## Items listed in a dataset
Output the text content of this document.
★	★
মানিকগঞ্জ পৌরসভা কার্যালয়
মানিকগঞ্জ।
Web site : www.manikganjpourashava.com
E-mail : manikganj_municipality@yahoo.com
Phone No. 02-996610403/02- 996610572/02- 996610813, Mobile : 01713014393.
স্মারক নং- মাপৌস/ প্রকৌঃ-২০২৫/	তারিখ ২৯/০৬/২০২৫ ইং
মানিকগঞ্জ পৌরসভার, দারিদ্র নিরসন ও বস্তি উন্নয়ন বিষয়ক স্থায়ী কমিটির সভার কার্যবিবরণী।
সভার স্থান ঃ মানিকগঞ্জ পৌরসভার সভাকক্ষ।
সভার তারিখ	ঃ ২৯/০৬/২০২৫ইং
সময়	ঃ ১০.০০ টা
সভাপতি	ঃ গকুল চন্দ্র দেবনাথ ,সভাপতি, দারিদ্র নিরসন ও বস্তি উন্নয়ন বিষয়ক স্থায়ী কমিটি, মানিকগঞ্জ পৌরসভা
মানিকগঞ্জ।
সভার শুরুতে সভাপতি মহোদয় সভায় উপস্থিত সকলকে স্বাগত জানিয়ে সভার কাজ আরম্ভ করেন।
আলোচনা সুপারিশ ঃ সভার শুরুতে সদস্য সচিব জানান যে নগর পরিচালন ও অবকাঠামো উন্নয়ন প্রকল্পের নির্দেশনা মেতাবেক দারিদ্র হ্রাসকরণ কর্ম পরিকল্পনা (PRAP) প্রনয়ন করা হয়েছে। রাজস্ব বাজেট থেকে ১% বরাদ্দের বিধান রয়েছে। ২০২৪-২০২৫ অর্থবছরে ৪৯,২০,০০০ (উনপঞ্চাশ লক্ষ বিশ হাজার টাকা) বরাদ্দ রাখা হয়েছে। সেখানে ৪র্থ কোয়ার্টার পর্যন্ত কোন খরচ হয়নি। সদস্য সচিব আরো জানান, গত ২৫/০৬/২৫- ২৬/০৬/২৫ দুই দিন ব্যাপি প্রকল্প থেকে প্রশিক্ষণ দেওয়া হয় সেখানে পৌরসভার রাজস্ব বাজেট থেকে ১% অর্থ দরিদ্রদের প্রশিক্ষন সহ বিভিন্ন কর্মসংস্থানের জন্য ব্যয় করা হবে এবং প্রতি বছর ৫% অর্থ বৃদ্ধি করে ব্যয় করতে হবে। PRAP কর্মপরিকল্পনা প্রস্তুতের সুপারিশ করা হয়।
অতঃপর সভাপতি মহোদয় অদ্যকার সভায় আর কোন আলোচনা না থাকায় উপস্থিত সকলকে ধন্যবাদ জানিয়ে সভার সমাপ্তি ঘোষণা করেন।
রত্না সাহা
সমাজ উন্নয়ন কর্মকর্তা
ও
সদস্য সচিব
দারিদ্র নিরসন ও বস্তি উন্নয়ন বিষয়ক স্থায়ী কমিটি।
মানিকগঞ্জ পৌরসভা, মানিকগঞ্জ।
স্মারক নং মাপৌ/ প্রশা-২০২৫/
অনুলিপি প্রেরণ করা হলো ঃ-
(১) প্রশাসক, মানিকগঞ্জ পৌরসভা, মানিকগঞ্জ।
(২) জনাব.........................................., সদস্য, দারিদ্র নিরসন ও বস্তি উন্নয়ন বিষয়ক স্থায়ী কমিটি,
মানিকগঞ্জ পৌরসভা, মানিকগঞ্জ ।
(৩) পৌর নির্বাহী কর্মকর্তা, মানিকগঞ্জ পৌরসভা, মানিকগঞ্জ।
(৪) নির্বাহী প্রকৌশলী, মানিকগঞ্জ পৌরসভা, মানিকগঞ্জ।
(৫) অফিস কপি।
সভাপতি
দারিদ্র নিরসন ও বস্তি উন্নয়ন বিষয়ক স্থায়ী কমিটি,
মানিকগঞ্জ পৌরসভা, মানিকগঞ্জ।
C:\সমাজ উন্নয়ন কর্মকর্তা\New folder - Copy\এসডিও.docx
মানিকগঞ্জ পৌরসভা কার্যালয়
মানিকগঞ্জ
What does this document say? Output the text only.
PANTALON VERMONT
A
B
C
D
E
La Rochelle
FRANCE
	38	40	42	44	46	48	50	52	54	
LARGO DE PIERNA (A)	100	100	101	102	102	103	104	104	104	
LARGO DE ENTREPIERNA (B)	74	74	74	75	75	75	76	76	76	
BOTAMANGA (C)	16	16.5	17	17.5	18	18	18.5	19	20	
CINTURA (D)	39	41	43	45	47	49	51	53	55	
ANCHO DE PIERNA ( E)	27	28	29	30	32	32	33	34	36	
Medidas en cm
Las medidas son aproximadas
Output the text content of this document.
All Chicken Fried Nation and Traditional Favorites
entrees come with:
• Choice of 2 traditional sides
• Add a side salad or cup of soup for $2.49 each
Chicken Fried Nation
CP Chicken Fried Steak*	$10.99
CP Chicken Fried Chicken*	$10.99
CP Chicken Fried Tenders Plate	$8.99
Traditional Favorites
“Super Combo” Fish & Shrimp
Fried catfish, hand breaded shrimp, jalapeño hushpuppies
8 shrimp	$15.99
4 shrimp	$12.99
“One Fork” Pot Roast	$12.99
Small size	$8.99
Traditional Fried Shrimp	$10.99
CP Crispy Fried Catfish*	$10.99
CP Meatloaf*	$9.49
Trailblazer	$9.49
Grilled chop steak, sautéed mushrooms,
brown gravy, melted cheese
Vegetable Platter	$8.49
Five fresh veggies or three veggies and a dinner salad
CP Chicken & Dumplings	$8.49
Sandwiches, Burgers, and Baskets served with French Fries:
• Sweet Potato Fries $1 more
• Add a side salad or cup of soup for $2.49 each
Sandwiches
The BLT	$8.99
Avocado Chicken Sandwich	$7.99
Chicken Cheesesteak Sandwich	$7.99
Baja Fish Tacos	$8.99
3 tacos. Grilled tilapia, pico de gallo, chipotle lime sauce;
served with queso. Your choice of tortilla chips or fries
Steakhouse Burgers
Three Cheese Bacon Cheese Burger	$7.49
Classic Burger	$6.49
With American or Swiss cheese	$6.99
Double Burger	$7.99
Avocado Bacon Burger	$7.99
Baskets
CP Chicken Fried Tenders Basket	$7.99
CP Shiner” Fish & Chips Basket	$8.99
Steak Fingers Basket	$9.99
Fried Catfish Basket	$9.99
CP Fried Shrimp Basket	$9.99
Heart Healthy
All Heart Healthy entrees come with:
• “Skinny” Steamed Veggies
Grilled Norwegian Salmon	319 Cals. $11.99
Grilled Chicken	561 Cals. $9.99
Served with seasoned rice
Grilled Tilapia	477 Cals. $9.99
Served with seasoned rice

## Task instructions
Copy the data above exactly. Every line must be included.

## Task result
Output the text content of this document.
★	★
মানিকগঞ্জ পৌরসভা কার্যালয়
মানিকগঞ্জ।
Web site : www.manikganjpourashava.com
E-mail : manikganj_municipality@yahoo.com
Phone No. 02-996610403/02- 996610572/02- 996610813, Mobile : 01713014393.
স্মারক নং- মাপৌস/ প্রকৌঃ-২০২৫/	তারিখ ২৯/০৬/২০২৫ ইং
মানিকগঞ্জ পৌরসভার, দারিদ্র নিরসন ও বস্তি উন্নয়ন বিষয়ক স্থায়ী কমিটির সভার কার্যবিবরণী।
সভার স্থান ঃ মানিকগঞ্জ পৌরসভার সভাকক্ষ।
সভার তারিখ	ঃ ২৯/০৬/২০২৫ইং
সময়	ঃ ১০.০০ টা
সভাপতি	ঃ গকুল চন্দ্র দেবনাথ ,সভাপতি, দারিদ্র নিরসন ও বস্তি উন্নয়ন বিষয়ক স্থায়ী কমিটি, মানিকগঞ্জ পৌরসভা
মানিকগঞ্জ।
সভার শুরুতে সভাপতি মহোদয় সভায় উপস্থিত সকলকে স্বাগত জানিয়ে সভার কাজ আরম্ভ করেন।
আলোচনা সুপারিশ ঃ সভার শুরুতে সদস্য সচিব জানান যে নগর পরিচালন ও অবকাঠামো উন্নয়ন প্রকল্পের নির্দেশনা মেতাবেক দারিদ্র হ্রাসকরণ কর্ম পরিকল্পনা (PRAP) প্রনয়ন করা হয়েছে। রাজস্ব বাজেট থেকে ১% বরাদ্দের বিধান রয়েছে। ২০২৪-২০২৫ অর্থবছরে ৪৯,২০,০০০ (উনপঞ্চাশ লক্ষ বিশ হাজার টাকা) বরাদ্দ রাখা হয়েছে। সেখানে ৪র্থ কোয়ার্টার পর্যন্ত কোন খরচ হয়নি। সদস্য সচিব আরো জানান, গত ২৫/০৬/২৫- ২৬/০৬/২৫ দুই দিন ব্যাপি প্রকল্প থেকে প্রশিক্ষণ দেওয়া হয় সেখানে পৌরসভার রাজস্ব বাজেট থেকে ১% অর্থ দরিদ্রদের প্রশিক্ষন সহ বিভিন্ন কর্মসংস্থানের জন্য ব্যয় করা হবে এবং প্রতি বছর ৫% অর্থ বৃদ্ধি করে ব্যয় করতে হবে। PRAP কর্মপরিকল্পনা প্রস্তুতের সুপারিশ করা হয়।
অতঃপর সভাপতি মহোদয় অদ্যকার সভায় আর কোন আলোচনা না থাকায় উপস্থিত সকলকে ধন্যবাদ জানিয়ে সভার সমাপ্তি ঘোষণা করেন।
রত্না সাহা
সমাজ উন্নয়ন কর্মকর্তা
ও
সদস্য সচিব
দারিদ্র নিরসন ও বস্তি উন্নয়ন বিষয়ক স্থায়ী কমিটি।
মানিকগঞ্জ পৌরসভা, মানিকগঞ্জ।
স্মারক নং মাপৌ/ প্রশা-২০২৫/
অনুলিপি প্রেরণ করা হলো ঃ-
(১) প্রশাসক, মানিকগঞ্জ পৌরসভা, মানিকগঞ্জ।
(২) জনাব.........................................., সদস্য, দারিদ্র নিরসন ও বস্তি উন্নয়ন বিষয়ক স্থায়ী কমিটি,
মানিকগঞ্জ পৌরসভা, মানিকগঞ্জ ।
(৩) পৌর নির্বাহী কর্মকর্তা, মানিকগঞ্জ পৌরসভা, মানিকগঞ্জ।
(৪) নির্বাহী প্রকৌশলী, মানিকগঞ্জ পৌরসভা, মানিকগঞ্জ।
(৫) অফিস কপি।
সভাপতি
দারিদ্র নিরসন ও বস্তি উন্নয়ন বিষয়ক স্থায়ী কমিটি,
মানিকগঞ্জ পৌরসভা, মানিকগঞ্জ।
C:\সমাজ উন্নয়ন কর্মকর্তা\New folder - Copy\এসডিও.docx
মানিকগঞ্জ পৌরসভা কার্যালয়
মানিকগঞ্জ
What does this document say? Output the text only.
PANTALON VERMONT
A
B
C
D
E
La Rochelle
FRANCE
	38	40	42	44	46	48	50	52	54	
LARGO DE PIERNA (A)	100	100	101	102	102	103	104	104	104	
LARGO DE ENTREPIERNA (B)	74	74	74	75	75	75	76	76	76	
BOTAMANGA (C)	16	16.5	17	17.5	18	18	18.5	19	20	
CINTURA (D)	39	41	43	45	47	49	51	53	55	
ANCHO DE PIERNA ( E)	27	28	29	30	32	32	33	34	36	
Medidas en cm
Las medidas son aproximadas
Output the text content of this document.
All Chicken Fried Nation and Traditional Favorites
entrees come with:
• Choice of 2 traditional sides
• Add a side salad or cup of soup for $2.49 each
Chicken Fried Nation
CP Chicken Fried Steak*	$10.99
CP Chicken Fried Chicken*	$10.99
CP Chicken Fried Tenders Plate	$8.99
Traditional Favorites
“Super Combo” Fish & Shrimp
Fried catfish, hand breaded shrimp, jalapeño hushpuppies
8 shrimp	$15.99
4 shrimp	$12.99
“One Fork” Pot Roast	$12.99
Small size	$8.99
Traditional Fried Shrimp	$10.99
CP Crispy Fried Catfish*	$10.99
CP Meatloaf*	$9.49
Trailblazer	$9.49
Grilled chop steak, sautéed mushrooms,
brown gravy, melted cheese
Vegetable Platter	$8.49
Five fresh veggies or three veggies and a dinner salad
CP Chicken & Dumplings	$8.49
Sandwiches, Burgers, and Baskets served with French Fries:
• Sweet Potato Fries $1 more
• Add a side salad or cup of soup for $2.49 each
Sandwiches
The BLT	$8.99
Avocado Chicken Sandwich	$7.99
Chicken Cheesesteak Sandwich	$7.99
Baja Fish Tacos	$8.99
3 tacos. Grilled tilapia, pico de gallo, chipotle lime sauce;
served with queso. Your choice of tortilla chips or fries
Steakhouse Burgers
Three Cheese Bacon Cheese Burger	$7.49
Classic Burger	$6.49
With American or Swiss cheese	$6.99
Double Burger	$7.99
Avocado Bacon Burger	$7.99
Baskets
CP Chicken Fried Tenders Basket	$7.99
CP Shiner” Fish & Chips Basket	$8.99
Steak Fingers Basket	$9.99
Fried Catfish Basket	$9.99
CP Fried Shrimp Basket	$9.99
Heart Healthy
All Heart Healthy entrees come with:
• “Skinny” Steamed Veggies
Grilled Norwegian Salmon	319 Cals. $11.99
Grilled Chicken	561 Cals. $9.99
Served with seasoned rice
Grilled Tilapia	477 Cals. $9.99
Served with seasoned rice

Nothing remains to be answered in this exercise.